Prompt
Reproduce every entry that follows word for word, but omit the images.

_____

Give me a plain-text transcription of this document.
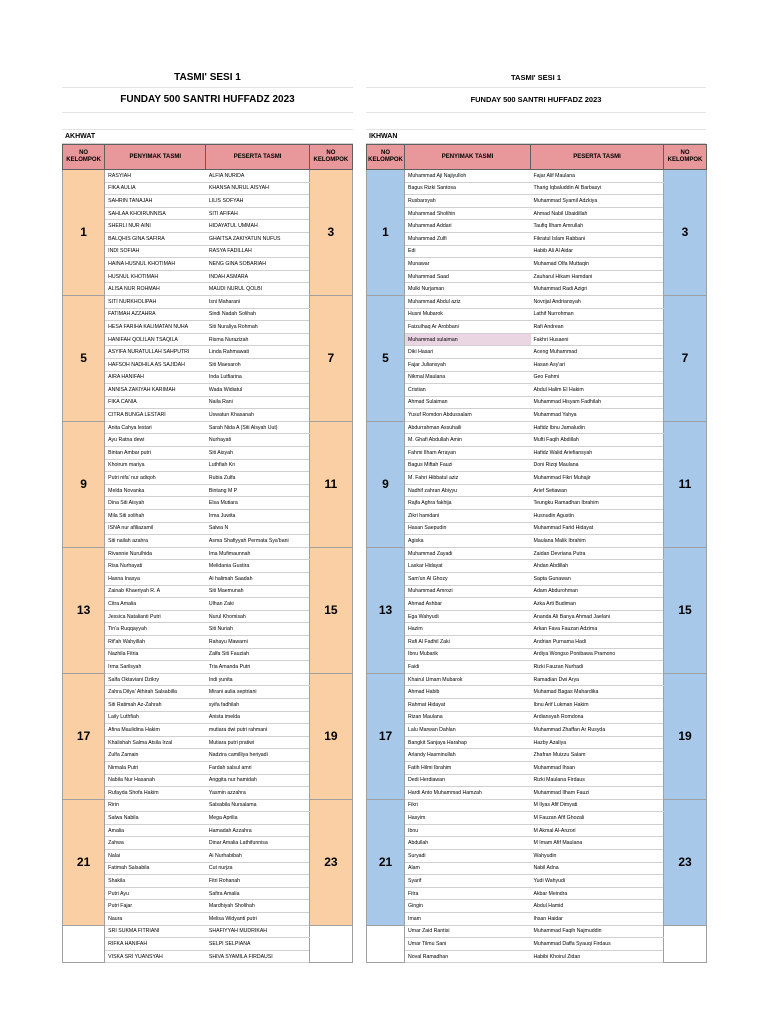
TASMI' SESI 1
FUNDAY 500 SANTRI HUFFADZ 2023
AKHWAT
NO KELOMPOK	PENYIMAK TASMI	PESERTA TASMI	NO KELOMPOK
1	RASYIAH	ALFIA NURIDA	3
	FIKA AULIA	KHANSA NURUL AISYAH	
	SAHRIN TANAJAH	LILIS SOFYAH	
	SAHLAA KHOIRUNNISA	SITI AFIFAH	
	SHERLI NUR AINI	HIDAYATUL UMMAH	
	BALQHIS GINA SAFIRA	GHAITSA ZAKIYATUN NUFUS	
	INDI SOFIAH	RASYA FADILLAH	
	HAINA HUSNUL KHOTIMAH	NENG GINA SOBARIAH	
	HUSNUL KHOTIMAH	INDAH ASMARA	
	ALISA NUR ROHMAH	MAUDI NURUL QOLBI	
5	SITI NURKHOLIPAH	Isni Maharani	7
	FATIMAH AZZAHRA	Sindi Nadah Solihah	
	HESA FARIHA KALIMATAN NUHA	Siti Nuraliya Rohmah	
	HANIFAH QOLILAN TSAQILA	Risma Nurazizah	
	ASYIFA NURATULLAH SAHPUTRI	Linda Rahmawati	
	HAFSOH NADHILA AS SAJIDAH	Siti Maesaroh	
	AIRA HANIFAH	Inda Lutfiarina	
	ANNISA ZAKIYAH KARIMAH	Wada Widiatul	
	FIKA CANIA	Naila Rani	
	CITRA BUNGA LESTARI	Uswatun Khasanah	
9	Anita Cahya lestari	Sarah Nida A (Siti Aisyah Uut)	11
	Ayu Ratna dewi	Nurhayati	
	Bintan Ambar putri	Siti Aisyah	
	Khoirum mariya	Luthfiah Kn	
	Putri nifa' nur adiqoh	Rubia Zulfa	
	Melda Novanka	Bintang M P	
	Dina Siti Aisyah	Elsa Mutiara	
	Mila Siti solihah	Irma Juwita	
	ISNA nur afiliazamil	Salwa N	
	Siti nailah azahra	Asma Shafiyyah Permata Sya'bani	
13	Rivannie Nurulhida	Ima Mufimaunnah	15
	Risa Nurhayati	Melidania Gustira	
	Hasna Inasya	Ai halimah Saadah	
	Zainab Khaeriyah R. A	Siti Maemunah	
	Citra Amalia	Ulhan Zaki	
	Jessica Natalianti Putri	Nurul Khomisah	
	Tin'a Ruqqayyah	Siti Nuriah	
	Rif'ah Wahyillah	Rahayu Mawarni	
	Nazhila Fitria	Zalfa Siti Fauziah	
	Irma Sarilsyah	Tria Amanda Putri	
17	Salfa Oktaviani Dzikry	Indi yunita	19
	Zahra Dilya' Athirah Salsabilla	Mirani aulia septriani	
	Siti Ratimah Az-Zahrah	syifa fadhilah	
	Laily Luthfiah	Anista imelda	
	Afina Maulidina Hakim	mutiara dwi putri rahmani	
	Khalishah Salma Atsila Irzal	Mutiara putri pratiwi	
	Zulfa Zamain	Nadzira camilliya heriyadi	
	Nirmala Putri	Fardah salsul amri	
	Nabila Nur Hasanah	Anggita nur hamidah	
	Rufayda Shofa Hakim	Yasmin azzahra	
21	Ririn	Salsabila Nursalama	23
	Salwa Nabila	Mega Aprilia	
	Amalia	Hamadah Azzahra	
	Zahwa	Dinar Amalia Lathifunnisa	
	Nalai	Ai Nurhabibah	
	Fatimah Salsabila	Cut nurjza	
	Shakila	Fitri Rohanah	
	Putri Ayu	Safira Amalia	
	Putri Fajar	Mardhiyah Sholihah	
	Naura	Melisa Widyanti putri	
	SRI SUKMA FITRIANI	SHAFIYYAH MUDRIKAH	
	RIFKA HANIFAH	SELPI SELPIANA	
	VISKA SRI YUANSYAH	SHIVA SYAMILA FIRDAUSI	
TASMI' SESI 1
FUNDAY 500 SANTRI HUFFADZ 2023
IKHWAN
NO KELOMPOK	PENYIMAK TASMI	PESERTA TASMI	NO KELOMPOK
1	Muhammad Aji Najiyulloh	Fajar Alif Maulana	3
	Bagus Rizki Santosa	Tharig Iqbaluddin Al Barbasyi	
	Rusbarsyah	Muhammad Syamil Adzkiya	
	Muhammad Sholihin	Ahmad Nabil Ubaidillah	
	Muhammad Addari	Taufiq Ilham Amrullah	
	Muhammad Zulfi	Fikratul Islam Rabbani	
	Edi	Habib Ali Al Aidar	
	Munawar	Muhamad Olfa Muttaqin	
	Muhammad Saad	Zauharul Hikam Hamdani	
	Mulki Nurjaman	Muhammad Radi Azigri	
5	Muhammad Abdul aziz	Novrijal Andriansyah	7
	Husni Mubarok	Lathif Nurrohman	
	Faizulhaq Ar Arobbani	Rafi Andrean	
	Muhammad sulaiman	Fakhri Husaeni	
	Diki Hasari	Aceng Muhammad	
	Fajar Juliansyah	Hasan Asy'ari	
	Nikmal Maulana	Geo Fahmi	
	Cristian	Abdul Halim El Hakim	
	Ahmad Sulaiman	Muhammad Hisyam Fadhilah	
	Yusuf Romdon Abdussalam	Muhammad Yahya	
9	Abdurrahman Assuhaili	Hafidz Ibnu Jamaludin	11
	M. Ghafi Abdullah Amin	Mufti Faqih Abdillah	
	Fahmi Ilham Arrayan	Hafidz Walid Ariefiansyah	
	Bagus Miftah Fauzi	Doni Rizqi Maulana	
	M. Fahri Hibbatul aziz	Muhammad Fikri Muhajir	
	Nadhif zahran Abiyyu	Arief Setiawan	
	Rajfa Aghra fakhija	Teungku Ramadhan Ibrahim	
	Zikri hamdani	Husnudin Agustin	
	Hasan Saepudin	Muhammad Farid Hidayat	
	Agiska	Maulana Malik Ibrahim	
13	Muhammad Zayadi	Zaidan Devriana Putra	15
	Laskar Hidayat	Ahdan Abdillah	
	Sam'un Al Ghozy	Sapta Gunawan	
	Muhammad Amrozi	Adam Abdurohman	
	Ahmad Ashbar	Azka Arti Budiman	
	Ega Wahyudi	Ananda Ali Banya Ahmad Jaelani	
	Hazim	Arkan Fava Fauzan Adzima	
	Rafi Al Fadhil Zaki	Andrian Purnama Hadi	
	Ibnu Mubarik	Ardiya Wongso Ponibawa Pramono	
	Faidi	Rizki Fauzan Nurhadi	
17	Khairul Umam Mubarok	Ramadian Dwi Arya	19
	Ahmad Habib	Muhamad Bagas Mahardika	
	Rahmat Hidayat	Ibnu Arif Lukman Hakim	
	Rizan Maulana	Ardiansyah Romdona	
	Lalu Marwan Dahlan	Muhammad Zhaffan Ar Rusyda	
	Bangkit Sanjaya Harahap	Hazby Azaliya	
	Arlandy Hasminullah	Zhafran Muizzu Salam	
	Fatih Hilmi Ibrahim	Muhammad Ihsan	
	Dedi Herdiawan	Rizki Maulana Firdaus	
	Hardi Anto Muhammad Hamzah	Muhammad Ilham Fauzi	
21	Fikri	M Ilyas Afif Dimyati	23
	Hasyim	M Fauzan Afif Ghozali	
	Ibnu	M Akmal Al-Anzori	
	Abdullah	M Imam Afif Maulana	
	Suryadi	Wahyudin	
	Alam	Nabil Adna	
	Syarif	Yudi Wahyudi	
	Fitra	Akbar Meindra	
	Gingin	Abdul Hamid	
	Imam	Ihsan Haidar	
	Umar Zaid Rantisi	Muhammad Faqih Najmuddin	
	Umar Tilmu Sani	Muhammad Daffa Syauqi Firdaus	
	Noval Ramadhan	Habibi Khoirul Zidan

_____

Solution to the exercise
Give me a plain-text transcription of this document.
TASMI' SESI 1
FUNDAY 500 SANTRI HUFFADZ 2023
AKHWAT
NO KELOMPOK	PENYIMAK TASMI	PESERTA TASMI	NO KELOMPOK
1	RASYIAH	ALFIA NURIDA	3
	FIKA AULIA	KHANSA NURUL AISYAH	
	SAHRIN TANAJAH	LILIS SOFYAH	
	SAHLAA KHOIRUNNISA	SITI AFIFAH	
	SHERLI NUR AINI	HIDAYATUL UMMAH	
	BALQHIS GINA SAFIRA	GHAITSA ZAKIYATUN NUFUS	
	INDI SOFIAH	RASYA FADILLAH	
	HAINA HUSNUL KHOTIMAH	NENG GINA SOBARIAH	
	HUSNUL KHOTIMAH	INDAH ASMARA	
	ALISA NUR ROHMAH	MAUDI NURUL QOLBI	
5	SITI NURKHOLIPAH	Isni Maharani	7
	FATIMAH AZZAHRA	Sindi Nadah Solihah	
	HESA FARIHA KALIMATAN NUHA	Siti Nuraliya Rohmah	
	HANIFAH QOLILAN TSAQILA	Risma Nurazizah	
	ASYIFA NURATULLAH SAHPUTRI	Linda Rahmawati	
	HAFSOH NADHILA AS SAJIDAH	Siti Maesaroh	
	AIRA HANIFAH	Inda Lutfiarina	
	ANNISA ZAKIYAH KARIMAH	Wada Widiatul	
	FIKA CANIA	Naila Rani	
	CITRA BUNGA LESTARI	Uswatun Khasanah	
9	Anita Cahya lestari	Sarah Nida A (Siti Aisyah Uut)	11
	Ayu Ratna dewi	Nurhayati	
	Bintan Ambar putri	Siti Aisyah	
	Khoirum mariya	Luthfiah Kn	
	Putri nifa' nur adiqoh	Rubia Zulfa	
	Melda Novanka	Bintang M P	
	Dina Siti Aisyah	Elsa Mutiara	
	Mila Siti solihah	Irma Juwita	
	ISNA nur afiliazamil	Salwa N	
	Siti nailah azahra	Asma Shafiyyah Permata Sya'bani	
13	Rivannie Nurulhida	Ima Mufimaunnah	15
	Risa Nurhayati	Melidania Gustira	
	Hasna Inasya	Ai halimah Saadah	
	Zainab Khaeriyah R. A	Siti Maemunah	
	Citra Amalia	Ulhan Zaki	
	Jessica Natalianti Putri	Nurul Khomisah	
	Tin'a Ruqqayyah	Siti Nuriah	
	Rif'ah Wahyillah	Rahayu Mawarni	
	Nazhila Fitria	Zalfa Siti Fauziah	
	Irma Sarilsyah	Tria Amanda Putri	
17	Salfa Oktaviani Dzikry	Indi yunita	19
	Zahra Dilya' Athirah Salsabilla	Mirani aulia septriani	
	Siti Ratimah Az-Zahrah	syifa fadhilah	
	Laily Luthfiah	Anista imelda	
	Afina Maulidina Hakim	mutiara dwi putri rahmani	
	Khalishah Salma Atsila Irzal	Mutiara putri pratiwi	
	Zulfa Zamain	Nadzira camilliya heriyadi	
	Nirmala Putri	Fardah salsul amri	
	Nabila Nur Hasanah	Anggita nur hamidah	
	Rufayda Shofa Hakim	Yasmin azzahra	
21	Ririn	Salsabila Nursalama	23
	Salwa Nabila	Mega Aprilia	
	Amalia	Hamadah Azzahra	
	Zahwa	Dinar Amalia Lathifunnisa	
	Nalai	Ai Nurhabibah	
	Fatimah Salsabila	Cut nurjza	
	Shakila	Fitri Rohanah	
	Putri Ayu	Safira Amalia	
	Putri Fajar	Mardhiyah Sholihah	
	Naura	Melisa Widyanti putri	
	SRI SUKMA FITRIANI	SHAFIYYAH MUDRIKAH	
	RIFKA HANIFAH	SELPI SELPIANA	
	VISKA SRI YUANSYAH	SHIVA SYAMILA FIRDAUSI	
TASMI' SESI 1
FUNDAY 500 SANTRI HUFFADZ 2023
IKHWAN
NO KELOMPOK	PENYIMAK TASMI	PESERTA TASMI	NO KELOMPOK
1	Muhammad Aji Najiyulloh	Fajar Alif Maulana	3
	Bagus Rizki Santosa	Tharig Iqbaluddin Al Barbasyi	
	Rusbarsyah	Muhammad Syamil Adzkiya	
	Muhammad Sholihin	Ahmad Nabil Ubaidillah	
	Muhammad Addari	Taufiq Ilham Amrullah	
	Muhammad Zulfi	Fikratul Islam Rabbani	
	Edi	Habib Ali Al Aidar	
	Munawar	Muhamad Olfa Muttaqin	
	Muhammad Saad	Zauharul Hikam Hamdani	
	Mulki Nurjaman	Muhammad Radi Azigri	
5	Muhammad Abdul aziz	Novrijal Andriansyah	7
	Husni Mubarok	Lathif Nurrohman	
	Faizulhaq Ar Arobbani	Rafi Andrean	
	Muhammad sulaiman	Fakhri Husaeni	
	Diki Hasari	Aceng Muhammad	
	Fajar Juliansyah	Hasan Asy'ari	
	Nikmal Maulana	Geo Fahmi	
	Cristian	Abdul Halim El Hakim	
	Ahmad Sulaiman	Muhammad Hisyam Fadhilah	
	Yusuf Romdon Abdussalam	Muhammad Yahya	
9	Abdurrahman Assuhaili	Hafidz Ibnu Jamaludin	11
	M. Ghafi Abdullah Amin	Mufti Faqih Abdillah	
	Fahmi Ilham Arrayan	Hafidz Walid Ariefiansyah	
	Bagus Miftah Fauzi	Doni Rizqi Maulana	
	M. Fahri Hibbatul aziz	Muhammad Fikri Muhajir	
	Nadhif zahran Abiyyu	Arief Setiawan	
	Rajfa Aghra fakhija	Teungku Ramadhan Ibrahim	
	Zikri hamdani	Husnudin Agustin	
	Hasan Saepudin	Muhammad Farid Hidayat	
	Agiska	Maulana Malik Ibrahim	
13	Muhammad Zayadi	Zaidan Devriana Putra	15
	Laskar Hidayat	Ahdan Abdillah	
	Sam'un Al Ghozy	Sapta Gunawan	
	Muhammad Amrozi	Adam Abdurohman	
	Ahmad Ashbar	Azka Arti Budiman	
	Ega Wahyudi	Ananda Ali Banya Ahmad Jaelani	
	Hazim	Arkan Fava Fauzan Adzima	
	Rafi Al Fadhil Zaki	Andrian Purnama Hadi	
	Ibnu Mubarik	Ardiya Wongso Ponibawa Pramono	
	Faidi	Rizki Fauzan Nurhadi	
17	Khairul Umam Mubarok	Ramadian Dwi Arya	19
	Ahmad Habib	Muhamad Bagas Mahardika	
	Rahmat Hidayat	Ibnu Arif Lukman Hakim	
	Rizan Maulana	Ardiansyah Romdona	
	Lalu Marwan Dahlan	Muhammad Zhaffan Ar Rusyda	
	Bangkit Sanjaya Harahap	Hazby Azaliya	
	Arlandy Hasminullah	Zhafran Muizzu Salam	
	Fatih Hilmi Ibrahim	Muhammad Ihsan	
	Dedi Herdiawan	Rizki Maulana Firdaus	
	Hardi Anto Muhammad Hamzah	Muhammad Ilham Fauzi	
21	Fikri	M Ilyas Afif Dimyati	23
	Hasyim	M Fauzan Afif Ghozali	
	Ibnu	M Akmal Al-Anzori	
	Abdullah	M Imam Afif Maulana	
	Suryadi	Wahyudin	
	Alam	Nabil Adna	
	Syarif	Yudi Wahyudi	
	Fitra	Akbar Meindra	
	Gingin	Abdul Hamid	
	Imam	Ihsan Haidar	
	Umar Zaid Rantisi	Muhammad Faqih Najmuddin	
	Umar Tilmu Sani	Muhammad Daffa Syauqi Firdaus	
	Noval Ramadhan	Habibi Khoirul Zidan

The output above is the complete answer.